## [GIVEN DATA]
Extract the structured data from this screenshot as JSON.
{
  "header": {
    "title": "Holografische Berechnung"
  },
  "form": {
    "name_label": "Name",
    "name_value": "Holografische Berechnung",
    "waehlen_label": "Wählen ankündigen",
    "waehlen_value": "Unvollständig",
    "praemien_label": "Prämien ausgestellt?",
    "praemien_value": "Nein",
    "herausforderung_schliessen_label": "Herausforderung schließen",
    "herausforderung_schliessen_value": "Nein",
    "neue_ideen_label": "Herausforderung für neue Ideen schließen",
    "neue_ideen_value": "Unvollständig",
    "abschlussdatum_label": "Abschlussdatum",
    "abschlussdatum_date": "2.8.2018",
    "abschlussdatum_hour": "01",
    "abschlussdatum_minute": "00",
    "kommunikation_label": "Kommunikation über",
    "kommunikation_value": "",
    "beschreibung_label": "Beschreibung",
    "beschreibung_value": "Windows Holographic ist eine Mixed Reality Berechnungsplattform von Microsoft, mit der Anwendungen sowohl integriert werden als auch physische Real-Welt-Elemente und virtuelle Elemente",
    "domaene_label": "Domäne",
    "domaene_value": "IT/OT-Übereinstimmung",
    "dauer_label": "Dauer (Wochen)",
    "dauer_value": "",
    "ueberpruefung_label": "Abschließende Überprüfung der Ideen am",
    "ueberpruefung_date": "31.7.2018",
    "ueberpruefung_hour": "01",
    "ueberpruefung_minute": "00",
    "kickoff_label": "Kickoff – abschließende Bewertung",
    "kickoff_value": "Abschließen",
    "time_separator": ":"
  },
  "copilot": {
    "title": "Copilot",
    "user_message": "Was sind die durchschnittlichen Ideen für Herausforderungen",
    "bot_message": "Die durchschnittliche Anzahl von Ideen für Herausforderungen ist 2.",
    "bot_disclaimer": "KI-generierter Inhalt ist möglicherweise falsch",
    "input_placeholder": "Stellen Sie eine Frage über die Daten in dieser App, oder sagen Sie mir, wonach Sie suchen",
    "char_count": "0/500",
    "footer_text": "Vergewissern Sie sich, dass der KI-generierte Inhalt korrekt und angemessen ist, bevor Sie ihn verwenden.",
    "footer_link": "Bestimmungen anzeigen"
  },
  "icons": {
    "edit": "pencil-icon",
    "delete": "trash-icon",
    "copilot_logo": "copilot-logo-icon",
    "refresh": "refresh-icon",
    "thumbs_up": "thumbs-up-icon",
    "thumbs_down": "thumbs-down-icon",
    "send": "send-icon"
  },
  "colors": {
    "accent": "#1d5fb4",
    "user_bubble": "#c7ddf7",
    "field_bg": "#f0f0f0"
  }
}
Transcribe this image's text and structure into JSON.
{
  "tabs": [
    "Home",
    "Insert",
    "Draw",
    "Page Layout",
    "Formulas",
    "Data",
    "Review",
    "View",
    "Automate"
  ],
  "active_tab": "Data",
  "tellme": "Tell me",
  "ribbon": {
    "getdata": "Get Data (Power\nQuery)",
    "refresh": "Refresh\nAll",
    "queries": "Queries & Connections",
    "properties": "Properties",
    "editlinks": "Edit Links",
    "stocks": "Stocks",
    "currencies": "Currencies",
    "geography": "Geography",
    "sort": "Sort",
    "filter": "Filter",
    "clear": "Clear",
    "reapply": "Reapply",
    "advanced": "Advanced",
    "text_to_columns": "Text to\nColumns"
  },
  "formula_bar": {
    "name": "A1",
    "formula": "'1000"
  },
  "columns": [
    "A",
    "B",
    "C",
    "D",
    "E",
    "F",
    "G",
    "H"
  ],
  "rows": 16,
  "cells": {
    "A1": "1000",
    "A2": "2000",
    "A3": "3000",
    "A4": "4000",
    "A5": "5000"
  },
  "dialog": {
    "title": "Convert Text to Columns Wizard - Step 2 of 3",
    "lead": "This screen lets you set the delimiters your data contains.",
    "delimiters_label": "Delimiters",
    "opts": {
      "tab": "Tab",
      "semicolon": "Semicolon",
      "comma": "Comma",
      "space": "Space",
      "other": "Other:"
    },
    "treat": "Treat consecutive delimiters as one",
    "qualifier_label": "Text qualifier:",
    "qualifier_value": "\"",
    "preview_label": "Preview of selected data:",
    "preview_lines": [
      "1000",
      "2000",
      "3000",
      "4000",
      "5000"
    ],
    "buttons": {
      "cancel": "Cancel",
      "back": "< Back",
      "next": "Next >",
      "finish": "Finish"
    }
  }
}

## [WHAT THE TASK REQUIRES]
The listing above should be transcribed in full, exactly as written.

## [WRITTEN REPLY]
Extract the structured data from this screenshot as JSON.
{
  "header": {
    "title": "Holografische Berechnung"
  },
  "form": {
    "name_label": "Name",
    "name_value": "Holografische Berechnung",
    "waehlen_label": "Wählen ankündigen",
    "waehlen_value": "Unvollständig",
    "praemien_label": "Prämien ausgestellt?",
    "praemien_value": "Nein",
    "herausforderung_schliessen_label": "Herausforderung schließen",
    "herausforderung_schliessen_value": "Nein",
    "neue_ideen_label": "Herausforderung für neue Ideen schließen",
    "neue_ideen_value": "Unvollständig",
    "abschlussdatum_label": "Abschlussdatum",
    "abschlussdatum_date": "2.8.2018",
    "abschlussdatum_hour": "01",
    "abschlussdatum_minute": "00",
    "kommunikation_label": "Kommunikation über",
    "kommunikation_value": "",
    "beschreibung_label": "Beschreibung",
    "beschreibung_value": "Windows Holographic ist eine Mixed Reality Berechnungsplattform von Microsoft, mit der Anwendungen sowohl integriert werden als auch physische Real-Welt-Elemente und virtuelle Elemente",
    "domaene_label": "Domäne",
    "domaene_value": "IT/OT-Übereinstimmung",
    "dauer_label": "Dauer (Wochen)",
    "dauer_value": "",
    "ueberpruefung_label": "Abschließende Überprüfung der Ideen am",
    "ueberpruefung_date": "31.7.2018",
    "ueberpruefung_hour": "01",
    "ueberpruefung_minute": "00",
    "kickoff_label": "Kickoff – abschließende Bewertung",
    "kickoff_value": "Abschließen",
    "time_separator": ":"
  },
  "copilot": {
    "title": "Copilot",
    "user_message": "Was sind die durchschnittlichen Ideen für Herausforderungen",
    "bot_message": "Die durchschnittliche Anzahl von Ideen für Herausforderungen ist 2.",
    "bot_disclaimer": "KI-generierter Inhalt ist möglicherweise falsch",
    "input_placeholder": "Stellen Sie eine Frage über die Daten in dieser App, oder sagen Sie mir, wonach Sie suchen",
    "char_count": "0/500",
    "footer_text": "Vergewissern Sie sich, dass der KI-generierte Inhalt korrekt und angemessen ist, bevor Sie ihn verwenden.",
    "footer_link": "Bestimmungen anzeigen"
  },
  "icons": {
    "edit": "pencil-icon",
    "delete": "trash-icon",
    "copilot_logo": "copilot-logo-icon",
    "refresh": "refresh-icon",
    "thumbs_up": "thumbs-up-icon",
    "thumbs_down": "thumbs-down-icon",
    "send": "send-icon"
  },
  "colors": {
    "accent": "#1d5fb4",
    "user_bubble": "#c7ddf7",
    "field_bg": "#f0f0f0"
  }
}
Transcribe this image's text and structure into JSON.
{
  "tabs": [
    "Home",
    "Insert",
    "Draw",
    "Page Layout",
    "Formulas",
    "Data",
    "Review",
    "View",
    "Automate"
  ],
  "active_tab": "Data",
  "tellme": "Tell me",
  "ribbon": {
    "getdata": "Get Data (Power\nQuery)",
    "refresh": "Refresh\nAll",
    "queries": "Queries & Connections",
    "properties": "Properties",
    "editlinks": "Edit Links",
    "stocks": "Stocks",
    "currencies": "Currencies",
    "geography": "Geography",
    "sort": "Sort",
    "filter": "Filter",
    "clear": "Clear",
    "reapply": "Reapply",
    "advanced": "Advanced",
    "text_to_columns": "Text to\nColumns"
  },
  "formula_bar": {
    "name": "A1",
    "formula": "'1000"
  },
  "columns": [
    "A",
    "B",
    "C",
    "D",
    "E",
    "F",
    "G",
    "H"
  ],
  "rows": 16,
  "cells": {
    "A1": "1000",
    "A2": "2000",
    "A3": "3000",
    "A4": "4000",
    "A5": "5000"
  },
  "dialog": {
    "title": "Convert Text to Columns Wizard - Step 2 of 3",
    "lead": "This screen lets you set the delimiters your data contains.",
    "delimiters_label": "Delimiters",
    "opts": {
      "tab": "Tab",
      "semicolon": "Semicolon",
      "comma": "Comma",
      "space": "Space",
      "other": "Other:"
    },
    "treat": "Treat consecutive delimiters as one",
    "qualifier_label": "Text qualifier:",
    "qualifier_value": "\"",
    "preview_label": "Preview of selected data:",
    "preview_lines": [
      "1000",
      "2000",
      "3000",
      "4000",
      "5000"
    ],
    "buttons": {
      "cancel": "Cancel",
      "back": "< Back",
      "next": "Next >",
      "finish": "Finish"
    }
  }
}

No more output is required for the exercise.